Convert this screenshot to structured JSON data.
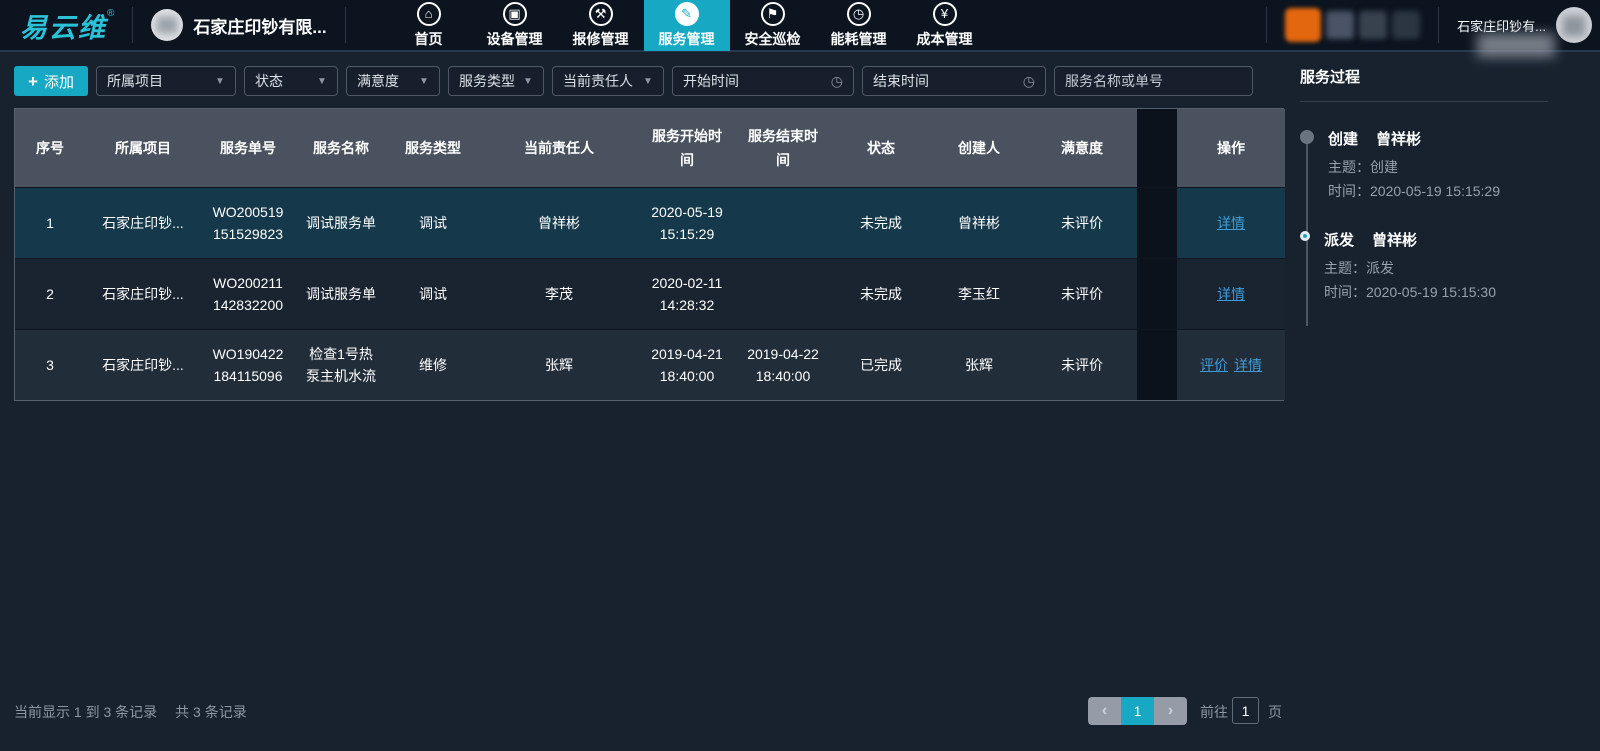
{
  "app": {
    "logo_text": "易云维",
    "trademark": "®"
  },
  "colors": {
    "accent": "#17a9c4",
    "link": "#3f9bd8",
    "selected_row": "#15394b"
  },
  "navbar": {
    "company_name": "石家庄印钞有限...",
    "items": [
      {
        "id": "home",
        "label": "首页",
        "icon": "home-icon",
        "active": false
      },
      {
        "id": "device",
        "label": "设备管理",
        "icon": "device-icon",
        "active": false
      },
      {
        "id": "repair",
        "label": "报修管理",
        "icon": "repair-icon",
        "active": false
      },
      {
        "id": "service",
        "label": "服务管理",
        "icon": "service-icon",
        "active": true
      },
      {
        "id": "safety",
        "label": "安全巡检",
        "icon": "safety-icon",
        "active": false
      },
      {
        "id": "energy",
        "label": "能耗管理",
        "icon": "energy-icon",
        "active": false
      },
      {
        "id": "cost",
        "label": "成本管理",
        "icon": "cost-icon",
        "active": false
      }
    ],
    "right_company_name": "石家庄印钞有..."
  },
  "filters": {
    "add_button": "添加",
    "selects": [
      {
        "id": "project",
        "label": "所属项目"
      },
      {
        "id": "status",
        "label": "状态"
      },
      {
        "id": "satisfaction",
        "label": "满意度"
      },
      {
        "id": "service-type",
        "label": "服务类型"
      },
      {
        "id": "owner",
        "label": "当前责任人"
      }
    ],
    "date_inputs": [
      {
        "id": "start-time",
        "placeholder": "开始时间"
      },
      {
        "id": "end-time",
        "placeholder": "结束时间"
      }
    ],
    "search_placeholder": "服务名称或单号"
  },
  "table": {
    "columns": [
      "序号",
      "所属项目",
      "服务单号",
      "服务名称",
      "服务类型",
      "当前责任人",
      "服务开始时间",
      "服务结束时间",
      "状态",
      "创建人",
      "满意度",
      "操作"
    ],
    "rows": [
      {
        "seq": "1",
        "project": "石家庄印钞...",
        "order_no": "WO200519151529823",
        "name": "调试服务单",
        "type": "调试",
        "owner": "曾祥彬",
        "start": "2020-05-19 15:15:29",
        "end": "",
        "status": "未完成",
        "creator": "曾祥彬",
        "satisfaction": "未评价",
        "actions": [
          "详情"
        ],
        "selected": true
      },
      {
        "seq": "2",
        "project": "石家庄印钞...",
        "order_no": "WO200211142832200",
        "name": "调试服务单",
        "type": "调试",
        "owner": "李茂",
        "start": "2020-02-11 14:28:32",
        "end": "",
        "status": "未完成",
        "creator": "李玉红",
        "satisfaction": "未评价",
        "actions": [
          "详情"
        ],
        "selected": false
      },
      {
        "seq": "3",
        "project": "石家庄印钞...",
        "order_no": "WO190422184115096",
        "name": "检查1号热泵主机水流",
        "type": "维修",
        "owner": "张辉",
        "start": "2019-04-21 18:40:00",
        "end": "2019-04-22 18:40:00",
        "status": "已完成",
        "creator": "张辉",
        "satisfaction": "未评价",
        "actions": [
          "评价",
          "详情"
        ],
        "selected": false
      }
    ]
  },
  "process_panel": {
    "title": "服务过程",
    "events": [
      {
        "action": "创建",
        "person": "曾祥彬",
        "subject": "主题：创建",
        "time": "时间：2020-05-19 15:15:29",
        "highlighted": false
      },
      {
        "action": "派发",
        "person": "曾祥彬",
        "subject": "主题：派发",
        "time": "时间：2020-05-19 15:15:30",
        "highlighted": true
      }
    ]
  },
  "footer": {
    "summary_left": "当前显示 1 到 3 条记录",
    "summary_right": "共 3 条记录",
    "current_page": "1",
    "goto_label": "前往",
    "goto_value": "1",
    "page_unit": "页"
  }
}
□ □ □
#### TASK OBJECTIVE:
Gather all lines with the string "highlighted" from the data.

#### EXERCISE OUTPUT:
        "highlighted": false
        "highlighted": true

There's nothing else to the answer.